What you need to do — Return a copy of every line in the records that includes the word "name".
↓↓↓
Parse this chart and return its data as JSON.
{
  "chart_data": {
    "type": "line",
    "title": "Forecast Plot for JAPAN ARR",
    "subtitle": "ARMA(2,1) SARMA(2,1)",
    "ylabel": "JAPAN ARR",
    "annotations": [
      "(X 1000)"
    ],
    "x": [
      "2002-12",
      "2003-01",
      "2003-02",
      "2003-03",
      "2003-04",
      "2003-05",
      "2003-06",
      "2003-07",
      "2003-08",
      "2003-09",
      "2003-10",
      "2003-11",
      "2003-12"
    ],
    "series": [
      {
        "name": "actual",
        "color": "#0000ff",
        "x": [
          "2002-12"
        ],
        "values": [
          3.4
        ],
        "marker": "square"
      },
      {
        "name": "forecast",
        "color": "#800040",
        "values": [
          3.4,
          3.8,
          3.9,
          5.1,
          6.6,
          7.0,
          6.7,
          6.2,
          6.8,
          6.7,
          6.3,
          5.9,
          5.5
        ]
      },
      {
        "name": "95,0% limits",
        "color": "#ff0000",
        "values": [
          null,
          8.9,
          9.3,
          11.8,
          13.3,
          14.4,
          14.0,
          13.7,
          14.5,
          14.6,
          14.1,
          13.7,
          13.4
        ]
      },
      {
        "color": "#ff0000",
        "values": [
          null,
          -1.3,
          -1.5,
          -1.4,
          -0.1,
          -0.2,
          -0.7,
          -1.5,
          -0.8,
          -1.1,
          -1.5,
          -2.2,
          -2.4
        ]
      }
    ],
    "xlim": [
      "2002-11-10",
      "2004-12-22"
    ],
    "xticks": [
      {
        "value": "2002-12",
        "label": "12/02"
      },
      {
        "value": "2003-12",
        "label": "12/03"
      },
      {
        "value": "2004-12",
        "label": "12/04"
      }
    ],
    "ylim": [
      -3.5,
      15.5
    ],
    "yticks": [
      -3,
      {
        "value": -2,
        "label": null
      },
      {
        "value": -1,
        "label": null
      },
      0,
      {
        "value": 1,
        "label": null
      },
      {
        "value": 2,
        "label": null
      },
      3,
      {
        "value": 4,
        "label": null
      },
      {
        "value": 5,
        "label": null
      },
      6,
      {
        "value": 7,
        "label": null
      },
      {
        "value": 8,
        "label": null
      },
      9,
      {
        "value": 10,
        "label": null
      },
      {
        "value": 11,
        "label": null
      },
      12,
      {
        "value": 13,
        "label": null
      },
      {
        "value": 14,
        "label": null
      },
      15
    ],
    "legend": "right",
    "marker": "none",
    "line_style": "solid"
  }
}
↑↑↑
Written response —
        "name": "actual",
        "name": "forecast",
        "name": "95,0% limits",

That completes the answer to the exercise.